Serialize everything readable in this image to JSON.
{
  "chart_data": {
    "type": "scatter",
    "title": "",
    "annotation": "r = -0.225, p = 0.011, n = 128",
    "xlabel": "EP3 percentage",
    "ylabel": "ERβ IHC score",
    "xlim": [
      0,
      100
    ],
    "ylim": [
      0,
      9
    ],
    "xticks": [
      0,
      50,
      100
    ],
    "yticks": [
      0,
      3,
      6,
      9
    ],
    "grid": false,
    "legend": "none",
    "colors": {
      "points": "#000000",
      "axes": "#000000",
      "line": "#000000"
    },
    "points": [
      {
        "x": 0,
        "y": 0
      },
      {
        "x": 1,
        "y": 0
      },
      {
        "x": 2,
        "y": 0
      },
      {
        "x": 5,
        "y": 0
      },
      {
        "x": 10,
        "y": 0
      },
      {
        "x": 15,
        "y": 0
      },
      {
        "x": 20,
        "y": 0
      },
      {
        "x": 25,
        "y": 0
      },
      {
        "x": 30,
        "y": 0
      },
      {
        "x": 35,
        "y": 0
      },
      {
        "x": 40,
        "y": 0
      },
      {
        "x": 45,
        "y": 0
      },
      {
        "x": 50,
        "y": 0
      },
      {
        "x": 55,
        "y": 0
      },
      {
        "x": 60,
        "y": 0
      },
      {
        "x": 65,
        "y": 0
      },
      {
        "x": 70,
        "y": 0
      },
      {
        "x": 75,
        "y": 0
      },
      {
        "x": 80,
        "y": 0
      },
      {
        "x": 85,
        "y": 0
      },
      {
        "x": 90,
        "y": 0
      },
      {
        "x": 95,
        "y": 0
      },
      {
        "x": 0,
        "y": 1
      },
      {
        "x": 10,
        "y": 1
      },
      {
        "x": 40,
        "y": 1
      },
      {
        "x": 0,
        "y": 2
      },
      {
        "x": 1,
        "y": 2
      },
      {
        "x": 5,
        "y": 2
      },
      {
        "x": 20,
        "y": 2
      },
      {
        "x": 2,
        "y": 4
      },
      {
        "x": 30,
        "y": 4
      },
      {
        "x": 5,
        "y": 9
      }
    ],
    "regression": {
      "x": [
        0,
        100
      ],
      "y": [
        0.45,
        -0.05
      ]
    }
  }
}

**PROBLEM STATEMENT**
Extract each line of the material exactly as it stands.

**EXERCISE ANSWER**
Serialize everything readable in this image to JSON.
{
  "chart_data": {
    "type": "scatter",
    "title": "",
    "annotation": "r = -0.225, p = 0.011, n = 128",
    "xlabel": "EP3 percentage",
    "ylabel": "ERβ IHC score",
    "xlim": [
      0,
      100
    ],
    "ylim": [
      0,
      9
    ],
    "xticks": [
      0,
      50,
      100
    ],
    "yticks": [
      0,
      3,
      6,
      9
    ],
    "grid": false,
    "legend": "none",
    "colors": {
      "points": "#000000",
      "axes": "#000000",
      "line": "#000000"
    },
    "points": [
      {
        "x": 0,
        "y": 0
      },
      {
        "x": 1,
        "y": 0
      },
      {
        "x": 2,
        "y": 0
      },
      {
        "x": 5,
        "y": 0
      },
      {
        "x": 10,
        "y": 0
      },
      {
        "x": 15,
        "y": 0
      },
      {
        "x": 20,
        "y": 0
      },
      {
        "x": 25,
        "y": 0
      },
      {
        "x": 30,
        "y": 0
      },
      {
        "x": 35,
        "y": 0
      },
      {
        "x": 40,
        "y": 0
      },
      {
        "x": 45,
        "y": 0
      },
      {
        "x": 50,
        "y": 0
      },
      {
        "x": 55,
        "y": 0
      },
      {
        "x": 60,
        "y": 0
      },
      {
        "x": 65,
        "y": 0
      },
      {
        "x": 70,
        "y": 0
      },
      {
        "x": 75,
        "y": 0
      },
      {
        "x": 80,
        "y": 0
      },
      {
        "x": 85,
        "y": 0
      },
      {
        "x": 90,
        "y": 0
      },
      {
        "x": 95,
        "y": 0
      },
      {
        "x": 0,
        "y": 1
      },
      {
        "x": 10,
        "y": 1
      },
      {
        "x": 40,
        "y": 1
      },
      {
        "x": 0,
        "y": 2
      },
      {
        "x": 1,
        "y": 2
      },
      {
        "x": 5,
        "y": 2
      },
      {
        "x": 20,
        "y": 2
      },
      {
        "x": 2,
        "y": 4
      },
      {
        "x": 30,
        "y": 4
      },
      {
        "x": 5,
        "y": 9
      }
    ],
    "regression": {
      "x": [
        0,
        100
      ],
      "y": [
        0.45,
        -0.05
      ]
    }
  }
}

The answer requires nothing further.